*** Material to process
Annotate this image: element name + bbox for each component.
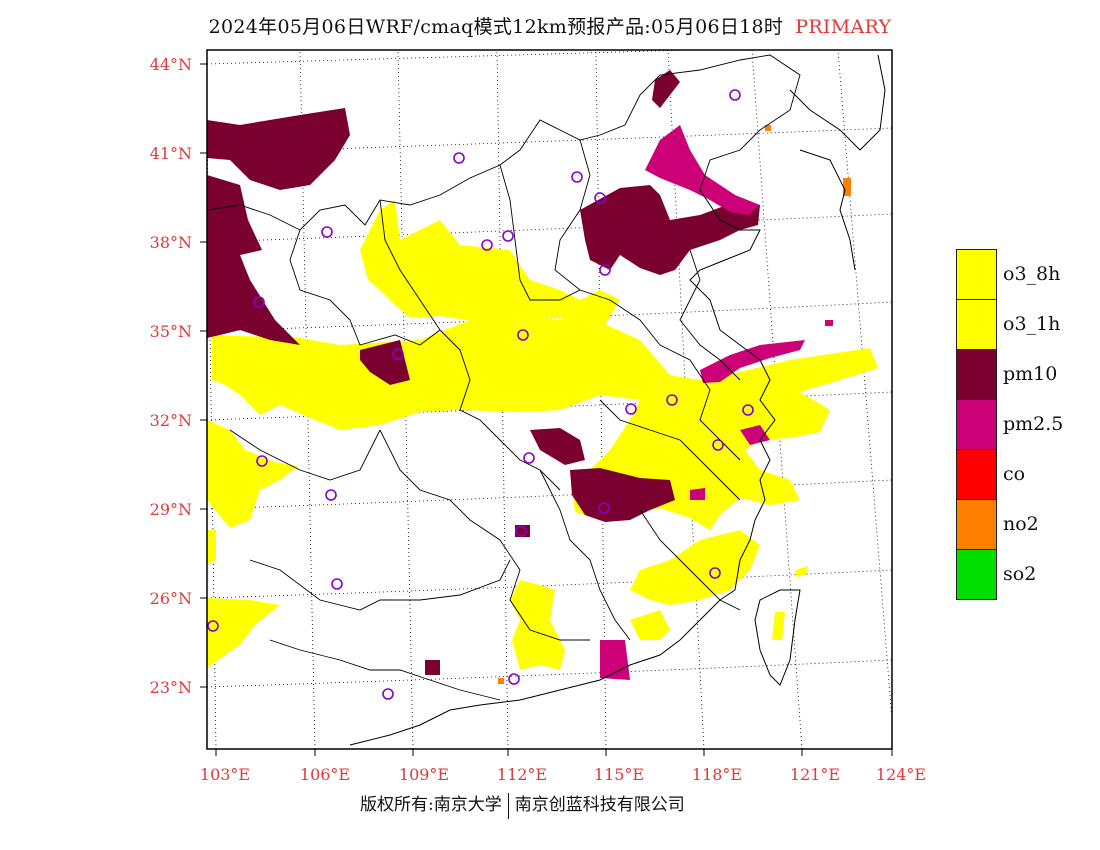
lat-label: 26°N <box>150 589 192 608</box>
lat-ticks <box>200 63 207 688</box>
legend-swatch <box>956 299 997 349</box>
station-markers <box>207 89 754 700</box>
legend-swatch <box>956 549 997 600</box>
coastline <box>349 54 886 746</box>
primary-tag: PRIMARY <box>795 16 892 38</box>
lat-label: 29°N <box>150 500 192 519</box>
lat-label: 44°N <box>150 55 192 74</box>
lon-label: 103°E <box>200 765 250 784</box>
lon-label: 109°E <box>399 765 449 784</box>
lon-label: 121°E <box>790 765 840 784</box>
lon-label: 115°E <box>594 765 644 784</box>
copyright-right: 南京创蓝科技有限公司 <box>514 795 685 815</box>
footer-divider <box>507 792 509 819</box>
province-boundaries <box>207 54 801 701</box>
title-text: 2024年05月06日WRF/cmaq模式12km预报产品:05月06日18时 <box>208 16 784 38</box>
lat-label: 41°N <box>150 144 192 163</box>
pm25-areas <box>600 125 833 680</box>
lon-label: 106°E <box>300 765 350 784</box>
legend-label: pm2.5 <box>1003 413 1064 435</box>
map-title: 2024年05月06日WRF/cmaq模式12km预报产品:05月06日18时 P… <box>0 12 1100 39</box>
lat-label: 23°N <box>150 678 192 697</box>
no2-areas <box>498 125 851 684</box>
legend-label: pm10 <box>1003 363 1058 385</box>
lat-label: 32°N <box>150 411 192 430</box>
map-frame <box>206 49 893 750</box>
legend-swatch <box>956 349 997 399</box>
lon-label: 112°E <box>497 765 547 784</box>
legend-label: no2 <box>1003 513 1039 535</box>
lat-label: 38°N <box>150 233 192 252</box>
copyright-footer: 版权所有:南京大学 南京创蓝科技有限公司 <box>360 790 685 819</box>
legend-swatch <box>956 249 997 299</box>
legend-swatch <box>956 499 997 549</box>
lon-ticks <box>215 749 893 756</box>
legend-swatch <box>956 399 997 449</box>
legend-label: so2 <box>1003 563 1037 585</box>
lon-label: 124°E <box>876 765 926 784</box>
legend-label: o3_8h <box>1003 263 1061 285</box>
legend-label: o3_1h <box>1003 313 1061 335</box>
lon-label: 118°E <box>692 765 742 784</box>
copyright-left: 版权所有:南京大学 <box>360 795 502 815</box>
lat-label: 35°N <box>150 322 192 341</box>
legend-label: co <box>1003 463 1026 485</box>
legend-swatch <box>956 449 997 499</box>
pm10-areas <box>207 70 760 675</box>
******
*** Material to process
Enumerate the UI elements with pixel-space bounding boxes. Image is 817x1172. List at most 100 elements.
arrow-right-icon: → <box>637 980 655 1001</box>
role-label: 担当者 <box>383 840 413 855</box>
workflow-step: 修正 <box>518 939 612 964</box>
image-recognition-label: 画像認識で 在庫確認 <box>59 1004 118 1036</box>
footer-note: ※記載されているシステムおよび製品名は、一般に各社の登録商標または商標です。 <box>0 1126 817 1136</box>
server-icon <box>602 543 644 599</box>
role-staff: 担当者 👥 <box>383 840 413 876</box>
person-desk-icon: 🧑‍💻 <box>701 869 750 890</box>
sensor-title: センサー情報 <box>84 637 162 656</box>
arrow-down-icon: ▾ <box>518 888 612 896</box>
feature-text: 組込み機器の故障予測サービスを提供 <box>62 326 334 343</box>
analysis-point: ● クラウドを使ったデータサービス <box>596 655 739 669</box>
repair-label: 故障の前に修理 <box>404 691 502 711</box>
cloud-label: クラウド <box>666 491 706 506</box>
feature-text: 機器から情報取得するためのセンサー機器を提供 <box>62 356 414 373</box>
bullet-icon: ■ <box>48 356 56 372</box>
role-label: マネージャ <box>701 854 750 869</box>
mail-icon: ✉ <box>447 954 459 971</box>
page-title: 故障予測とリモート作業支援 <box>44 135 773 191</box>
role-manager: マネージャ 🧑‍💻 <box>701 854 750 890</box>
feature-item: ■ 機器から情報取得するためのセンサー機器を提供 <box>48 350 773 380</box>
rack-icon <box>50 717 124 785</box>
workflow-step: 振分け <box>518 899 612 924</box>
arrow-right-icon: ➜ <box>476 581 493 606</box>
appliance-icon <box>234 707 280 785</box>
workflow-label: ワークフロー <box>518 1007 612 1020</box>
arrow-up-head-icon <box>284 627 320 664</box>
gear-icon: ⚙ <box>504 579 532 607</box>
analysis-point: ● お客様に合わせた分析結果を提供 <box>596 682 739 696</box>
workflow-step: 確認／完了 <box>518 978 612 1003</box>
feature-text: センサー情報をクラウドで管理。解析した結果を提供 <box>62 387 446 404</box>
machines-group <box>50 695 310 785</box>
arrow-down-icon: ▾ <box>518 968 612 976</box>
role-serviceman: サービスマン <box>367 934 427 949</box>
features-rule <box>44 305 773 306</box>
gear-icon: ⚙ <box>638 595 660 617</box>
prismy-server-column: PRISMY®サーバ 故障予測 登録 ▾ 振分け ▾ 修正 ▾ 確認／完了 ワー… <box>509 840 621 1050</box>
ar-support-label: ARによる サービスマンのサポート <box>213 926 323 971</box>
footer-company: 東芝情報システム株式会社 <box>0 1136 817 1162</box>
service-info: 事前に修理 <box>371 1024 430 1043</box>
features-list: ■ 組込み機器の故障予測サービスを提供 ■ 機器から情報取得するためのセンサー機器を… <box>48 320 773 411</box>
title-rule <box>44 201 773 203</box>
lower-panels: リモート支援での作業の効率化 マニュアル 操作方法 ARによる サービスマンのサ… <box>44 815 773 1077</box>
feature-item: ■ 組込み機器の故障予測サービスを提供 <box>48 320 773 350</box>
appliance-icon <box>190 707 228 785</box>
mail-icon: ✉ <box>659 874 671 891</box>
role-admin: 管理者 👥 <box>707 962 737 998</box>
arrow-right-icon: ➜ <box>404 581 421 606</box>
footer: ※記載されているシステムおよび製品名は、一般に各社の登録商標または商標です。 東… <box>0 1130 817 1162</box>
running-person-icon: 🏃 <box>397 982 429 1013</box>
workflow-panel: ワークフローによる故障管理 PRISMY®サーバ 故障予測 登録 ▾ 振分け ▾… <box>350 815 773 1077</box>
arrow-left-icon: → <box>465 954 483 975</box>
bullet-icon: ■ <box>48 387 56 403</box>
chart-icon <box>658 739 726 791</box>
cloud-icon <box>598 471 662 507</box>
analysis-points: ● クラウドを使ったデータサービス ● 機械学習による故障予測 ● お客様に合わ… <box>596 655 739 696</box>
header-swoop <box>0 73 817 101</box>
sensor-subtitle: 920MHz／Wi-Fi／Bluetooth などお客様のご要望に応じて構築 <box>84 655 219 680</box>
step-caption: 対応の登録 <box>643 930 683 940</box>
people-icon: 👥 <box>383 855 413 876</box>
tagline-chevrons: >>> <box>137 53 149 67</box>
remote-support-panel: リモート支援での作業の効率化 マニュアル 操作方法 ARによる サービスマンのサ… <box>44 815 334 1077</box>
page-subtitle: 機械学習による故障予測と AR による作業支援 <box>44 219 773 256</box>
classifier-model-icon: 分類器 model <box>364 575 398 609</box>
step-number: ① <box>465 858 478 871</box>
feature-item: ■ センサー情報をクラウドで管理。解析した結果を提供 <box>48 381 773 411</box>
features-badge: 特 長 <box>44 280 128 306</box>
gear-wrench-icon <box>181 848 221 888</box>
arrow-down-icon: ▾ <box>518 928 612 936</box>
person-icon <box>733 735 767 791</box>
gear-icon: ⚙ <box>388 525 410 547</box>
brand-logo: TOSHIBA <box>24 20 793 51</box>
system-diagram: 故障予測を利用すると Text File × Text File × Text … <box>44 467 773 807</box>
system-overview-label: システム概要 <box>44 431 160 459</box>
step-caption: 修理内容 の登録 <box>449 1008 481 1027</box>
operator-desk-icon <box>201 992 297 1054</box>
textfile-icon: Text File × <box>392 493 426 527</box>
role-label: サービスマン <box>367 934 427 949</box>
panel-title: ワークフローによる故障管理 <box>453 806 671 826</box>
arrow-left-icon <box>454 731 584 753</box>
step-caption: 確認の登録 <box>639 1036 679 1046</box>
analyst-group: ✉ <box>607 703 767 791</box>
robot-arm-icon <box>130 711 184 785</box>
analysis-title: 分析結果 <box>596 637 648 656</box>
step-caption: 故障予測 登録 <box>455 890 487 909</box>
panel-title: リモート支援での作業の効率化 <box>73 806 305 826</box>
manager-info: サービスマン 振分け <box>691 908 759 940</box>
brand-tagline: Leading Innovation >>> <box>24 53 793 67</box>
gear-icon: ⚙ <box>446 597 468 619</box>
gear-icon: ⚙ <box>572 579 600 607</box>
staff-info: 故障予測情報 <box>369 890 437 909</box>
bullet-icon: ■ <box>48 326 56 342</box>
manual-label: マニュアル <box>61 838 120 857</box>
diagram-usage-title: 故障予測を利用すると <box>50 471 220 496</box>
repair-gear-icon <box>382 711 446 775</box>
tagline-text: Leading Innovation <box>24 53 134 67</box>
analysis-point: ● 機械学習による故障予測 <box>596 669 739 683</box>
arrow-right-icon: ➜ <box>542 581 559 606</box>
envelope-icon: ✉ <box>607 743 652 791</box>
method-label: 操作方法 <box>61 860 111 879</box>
******
## Directive
Format the lines from the one containing "lat-label: 26°N <box>150 589 192 608</box>" through the one containing "lat-label: 44°N <box>150 55 192 74</box>", inclusive, as a numbered list, omitting any blank lines.

## Result below
1. lat-label: 26°N <box>150 589 192 608</box>
2. lat-ticks <box>200 63 207 688</box>
3. legend-swatch <box>956 299 997 349</box>
4. station-markers <box>207 89 754 700</box>
5. legend-swatch <box>956 549 997 600</box>
6. coastline <box>349 54 886 746</box>
7. primary-tag: PRIMARY <box>795 16 892 38</box>
8. lat-label: 29°N <box>150 500 192 519</box>
9. lat-label: 44°N <box>150 55 192 74</box>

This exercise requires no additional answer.